***** Input material
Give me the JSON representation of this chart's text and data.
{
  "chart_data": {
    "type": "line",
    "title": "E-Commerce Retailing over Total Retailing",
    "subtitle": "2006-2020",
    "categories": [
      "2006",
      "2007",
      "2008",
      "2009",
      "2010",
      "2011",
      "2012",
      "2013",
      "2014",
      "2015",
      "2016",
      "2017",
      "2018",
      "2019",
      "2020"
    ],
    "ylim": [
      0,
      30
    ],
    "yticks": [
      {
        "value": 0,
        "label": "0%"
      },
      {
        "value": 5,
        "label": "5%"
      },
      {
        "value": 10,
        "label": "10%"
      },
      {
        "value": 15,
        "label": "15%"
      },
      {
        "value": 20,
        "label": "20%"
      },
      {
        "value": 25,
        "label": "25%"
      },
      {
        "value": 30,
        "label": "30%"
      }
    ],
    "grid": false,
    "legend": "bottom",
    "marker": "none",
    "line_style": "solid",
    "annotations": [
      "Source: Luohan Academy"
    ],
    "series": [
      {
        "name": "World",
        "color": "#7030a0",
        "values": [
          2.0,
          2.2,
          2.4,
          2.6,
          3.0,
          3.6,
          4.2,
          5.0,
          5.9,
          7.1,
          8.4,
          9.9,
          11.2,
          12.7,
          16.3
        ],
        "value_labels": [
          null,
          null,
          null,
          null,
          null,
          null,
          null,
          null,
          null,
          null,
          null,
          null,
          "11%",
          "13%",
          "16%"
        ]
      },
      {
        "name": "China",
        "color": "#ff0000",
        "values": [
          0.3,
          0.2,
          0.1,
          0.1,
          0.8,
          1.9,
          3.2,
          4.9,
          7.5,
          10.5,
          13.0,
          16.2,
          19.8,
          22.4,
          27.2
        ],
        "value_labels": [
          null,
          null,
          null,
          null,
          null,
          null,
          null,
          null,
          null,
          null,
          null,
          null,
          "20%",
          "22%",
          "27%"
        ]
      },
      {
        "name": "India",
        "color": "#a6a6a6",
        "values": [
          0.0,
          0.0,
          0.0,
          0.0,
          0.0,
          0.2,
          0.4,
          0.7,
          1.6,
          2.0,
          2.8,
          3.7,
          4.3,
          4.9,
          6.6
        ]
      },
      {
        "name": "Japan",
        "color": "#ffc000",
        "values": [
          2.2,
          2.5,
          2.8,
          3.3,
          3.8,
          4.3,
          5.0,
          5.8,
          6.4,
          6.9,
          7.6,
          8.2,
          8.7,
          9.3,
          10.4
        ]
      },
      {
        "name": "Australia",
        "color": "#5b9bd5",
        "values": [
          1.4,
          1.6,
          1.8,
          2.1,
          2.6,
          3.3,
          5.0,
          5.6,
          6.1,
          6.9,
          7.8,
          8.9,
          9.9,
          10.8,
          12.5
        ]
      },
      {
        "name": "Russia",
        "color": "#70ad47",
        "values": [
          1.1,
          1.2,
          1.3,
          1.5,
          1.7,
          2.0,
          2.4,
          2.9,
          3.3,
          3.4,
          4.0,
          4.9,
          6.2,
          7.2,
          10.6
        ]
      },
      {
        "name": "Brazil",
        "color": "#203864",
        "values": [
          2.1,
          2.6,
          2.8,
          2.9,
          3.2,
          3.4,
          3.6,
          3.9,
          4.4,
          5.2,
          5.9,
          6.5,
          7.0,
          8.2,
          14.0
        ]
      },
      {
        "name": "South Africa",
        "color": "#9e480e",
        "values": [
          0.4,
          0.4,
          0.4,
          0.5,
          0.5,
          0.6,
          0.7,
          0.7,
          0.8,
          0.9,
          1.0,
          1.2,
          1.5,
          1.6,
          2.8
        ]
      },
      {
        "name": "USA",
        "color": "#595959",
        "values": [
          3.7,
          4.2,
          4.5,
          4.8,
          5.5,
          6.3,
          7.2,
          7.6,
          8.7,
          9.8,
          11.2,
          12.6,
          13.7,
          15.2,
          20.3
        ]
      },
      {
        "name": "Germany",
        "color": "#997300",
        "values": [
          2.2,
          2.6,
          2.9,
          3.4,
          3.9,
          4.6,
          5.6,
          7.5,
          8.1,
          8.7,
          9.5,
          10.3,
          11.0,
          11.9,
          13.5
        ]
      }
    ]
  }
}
**********
Set down all of the data above, word for word.

Give me the JSON representation of this chart's text and data.
{
  "chart_data": {
    "type": "line",
    "title": "E-Commerce Retailing over Total Retailing",
    "subtitle": "2006-2020",
    "categories": [
      "2006",
      "2007",
      "2008",
      "2009",
      "2010",
      "2011",
      "2012",
      "2013",
      "2014",
      "2015",
      "2016",
      "2017",
      "2018",
      "2019",
      "2020"
    ],
    "ylim": [
      0,
      30
    ],
    "yticks": [
      {
        "value": 0,
        "label": "0%"
      },
      {
        "value": 5,
        "label": "5%"
      },
      {
        "value": 10,
        "label": "10%"
      },
      {
        "value": 15,
        "label": "15%"
      },
      {
        "value": 20,
        "label": "20%"
      },
      {
        "value": 25,
        "label": "25%"
      },
      {
        "value": 30,
        "label": "30%"
      }
    ],
    "grid": false,
    "legend": "bottom",
    "marker": "none",
    "line_style": "solid",
    "annotations": [
      "Source: Luohan Academy"
    ],
    "series": [
      {
        "name": "World",
        "color": "#7030a0",
        "values": [
          2.0,
          2.2,
          2.4,
          2.6,
          3.0,
          3.6,
          4.2,
          5.0,
          5.9,
          7.1,
          8.4,
          9.9,
          11.2,
          12.7,
          16.3
        ],
        "value_labels": [
          null,
          null,
          null,
          null,
          null,
          null,
          null,
          null,
          null,
          null,
          null,
          null,
          "11%",
          "13%",
          "16%"
        ]
      },
      {
        "name": "China",
        "color": "#ff0000",
        "values": [
          0.3,
          0.2,
          0.1,
          0.1,
          0.8,
          1.9,
          3.2,
          4.9,
          7.5,
          10.5,
          13.0,
          16.2,
          19.8,
          22.4,
          27.2
        ],
        "value_labels": [
          null,
          null,
          null,
          null,
          null,
          null,
          null,
          null,
          null,
          null,
          null,
          null,
          "20%",
          "22%",
          "27%"
        ]
      },
      {
        "name": "India",
        "color": "#a6a6a6",
        "values": [
          0.0,
          0.0,
          0.0,
          0.0,
          0.0,
          0.2,
          0.4,
          0.7,
          1.6,
          2.0,
          2.8,
          3.7,
          4.3,
          4.9,
          6.6
        ]
      },
      {
        "name": "Japan",
        "color": "#ffc000",
        "values": [
          2.2,
          2.5,
          2.8,
          3.3,
          3.8,
          4.3,
          5.0,
          5.8,
          6.4,
          6.9,
          7.6,
          8.2,
          8.7,
          9.3,
          10.4
        ]
      },
      {
        "name": "Australia",
        "color": "#5b9bd5",
        "values": [
          1.4,
          1.6,
          1.8,
          2.1,
          2.6,
          3.3,
          5.0,
          5.6,
          6.1,
          6.9,
          7.8,
          8.9,
          9.9,
          10.8,
          12.5
        ]
      },
      {
        "name": "Russia",
        "color": "#70ad47",
        "values": [
          1.1,
          1.2,
          1.3,
          1.5,
          1.7,
          2.0,
          2.4,
          2.9,
          3.3,
          3.4,
          4.0,
          4.9,
          6.2,
          7.2,
          10.6
        ]
      },
      {
        "name": "Brazil",
        "color": "#203864",
        "values": [
          2.1,
          2.6,
          2.8,
          2.9,
          3.2,
          3.4,
          3.6,
          3.9,
          4.4,
          5.2,
          5.9,
          6.5,
          7.0,
          8.2,
          14.0
        ]
      },
      {
        "name": "South Africa",
        "color": "#9e480e",
        "values": [
          0.4,
          0.4,
          0.4,
          0.5,
          0.5,
          0.6,
          0.7,
          0.7,
          0.8,
          0.9,
          1.0,
          1.2,
          1.5,
          1.6,
          2.8
        ]
      },
      {
        "name": "USA",
        "color": "#595959",
        "values": [
          3.7,
          4.2,
          4.5,
          4.8,
          5.5,
          6.3,
          7.2,
          7.6,
          8.7,
          9.8,
          11.2,
          12.6,
          13.7,
          15.2,
          20.3
        ]
      },
      {
        "name": "Germany",
        "color": "#997300",
        "values": [
          2.2,
          2.6,
          2.9,
          3.4,
          3.9,
          4.6,
          5.6,
          7.5,
          8.1,
          8.7,
          9.5,
          10.3,
          11.0,
          11.9,
          13.5
        ]
      }
    ]
  }
}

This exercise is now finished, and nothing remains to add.